**EXERCISE INSTRUCTIONS**
Report the number of lines in these entries that contain "name". Write only the number.
:: EXTRACTED ENTRIES
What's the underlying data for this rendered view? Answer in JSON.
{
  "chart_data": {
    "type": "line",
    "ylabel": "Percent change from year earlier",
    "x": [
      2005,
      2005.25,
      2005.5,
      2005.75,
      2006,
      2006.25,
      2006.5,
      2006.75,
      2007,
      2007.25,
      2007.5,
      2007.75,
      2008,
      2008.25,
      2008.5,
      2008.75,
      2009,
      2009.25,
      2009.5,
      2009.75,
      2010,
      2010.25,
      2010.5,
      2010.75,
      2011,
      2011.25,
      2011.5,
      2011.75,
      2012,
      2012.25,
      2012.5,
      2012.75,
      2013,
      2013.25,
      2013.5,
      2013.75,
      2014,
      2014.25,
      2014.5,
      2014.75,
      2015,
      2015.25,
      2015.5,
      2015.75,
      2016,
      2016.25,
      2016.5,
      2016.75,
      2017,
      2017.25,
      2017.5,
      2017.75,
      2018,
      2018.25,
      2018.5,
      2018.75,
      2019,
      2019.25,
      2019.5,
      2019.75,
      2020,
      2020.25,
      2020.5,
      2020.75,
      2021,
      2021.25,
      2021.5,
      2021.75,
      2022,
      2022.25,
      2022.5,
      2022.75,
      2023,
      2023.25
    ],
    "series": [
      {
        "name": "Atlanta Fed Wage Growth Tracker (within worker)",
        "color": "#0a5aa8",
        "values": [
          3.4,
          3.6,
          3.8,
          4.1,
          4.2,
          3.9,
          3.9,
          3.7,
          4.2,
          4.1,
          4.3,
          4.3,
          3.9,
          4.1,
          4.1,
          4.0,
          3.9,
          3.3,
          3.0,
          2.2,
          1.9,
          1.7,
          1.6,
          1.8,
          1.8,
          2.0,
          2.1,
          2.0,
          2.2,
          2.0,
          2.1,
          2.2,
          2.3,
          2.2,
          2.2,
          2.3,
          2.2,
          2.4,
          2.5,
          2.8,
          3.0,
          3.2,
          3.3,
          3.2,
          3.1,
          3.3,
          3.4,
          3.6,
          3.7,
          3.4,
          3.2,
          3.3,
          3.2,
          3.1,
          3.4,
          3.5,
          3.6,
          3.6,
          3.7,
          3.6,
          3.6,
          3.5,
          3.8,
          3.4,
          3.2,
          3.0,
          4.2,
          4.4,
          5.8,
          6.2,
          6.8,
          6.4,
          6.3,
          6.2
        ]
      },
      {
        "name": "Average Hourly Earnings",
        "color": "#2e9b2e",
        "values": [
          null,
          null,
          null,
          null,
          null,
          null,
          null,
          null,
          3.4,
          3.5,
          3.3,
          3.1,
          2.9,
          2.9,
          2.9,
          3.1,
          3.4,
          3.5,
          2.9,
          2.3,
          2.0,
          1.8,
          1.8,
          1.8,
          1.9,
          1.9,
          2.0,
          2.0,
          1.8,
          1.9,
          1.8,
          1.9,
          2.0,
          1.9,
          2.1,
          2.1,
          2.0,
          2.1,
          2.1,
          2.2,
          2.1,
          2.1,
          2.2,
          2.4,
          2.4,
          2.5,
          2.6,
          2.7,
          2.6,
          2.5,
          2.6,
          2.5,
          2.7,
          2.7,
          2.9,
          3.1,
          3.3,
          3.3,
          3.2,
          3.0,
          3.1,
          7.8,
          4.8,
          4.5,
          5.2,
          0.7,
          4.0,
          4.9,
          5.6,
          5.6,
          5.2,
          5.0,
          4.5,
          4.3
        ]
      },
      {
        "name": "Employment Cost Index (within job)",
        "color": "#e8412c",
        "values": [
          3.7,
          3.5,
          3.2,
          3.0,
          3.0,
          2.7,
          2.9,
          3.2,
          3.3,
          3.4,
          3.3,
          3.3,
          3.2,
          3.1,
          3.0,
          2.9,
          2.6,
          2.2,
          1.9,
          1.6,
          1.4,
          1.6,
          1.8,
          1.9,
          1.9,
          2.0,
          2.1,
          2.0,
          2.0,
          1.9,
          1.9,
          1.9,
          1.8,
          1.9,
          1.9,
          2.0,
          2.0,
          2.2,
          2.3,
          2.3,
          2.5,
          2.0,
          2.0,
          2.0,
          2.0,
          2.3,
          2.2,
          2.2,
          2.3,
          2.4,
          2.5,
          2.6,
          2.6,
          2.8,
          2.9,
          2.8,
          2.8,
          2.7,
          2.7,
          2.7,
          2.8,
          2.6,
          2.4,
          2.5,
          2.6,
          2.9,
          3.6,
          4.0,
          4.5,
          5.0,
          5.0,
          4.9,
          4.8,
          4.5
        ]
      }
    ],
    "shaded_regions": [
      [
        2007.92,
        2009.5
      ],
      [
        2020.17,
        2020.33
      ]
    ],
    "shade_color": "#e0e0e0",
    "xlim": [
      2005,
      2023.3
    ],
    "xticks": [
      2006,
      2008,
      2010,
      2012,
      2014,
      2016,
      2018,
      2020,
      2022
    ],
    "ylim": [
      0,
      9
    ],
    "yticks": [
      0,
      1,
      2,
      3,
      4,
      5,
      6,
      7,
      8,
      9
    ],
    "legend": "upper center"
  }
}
::::
**RESPONSE FOR THIS EXERCISE**
3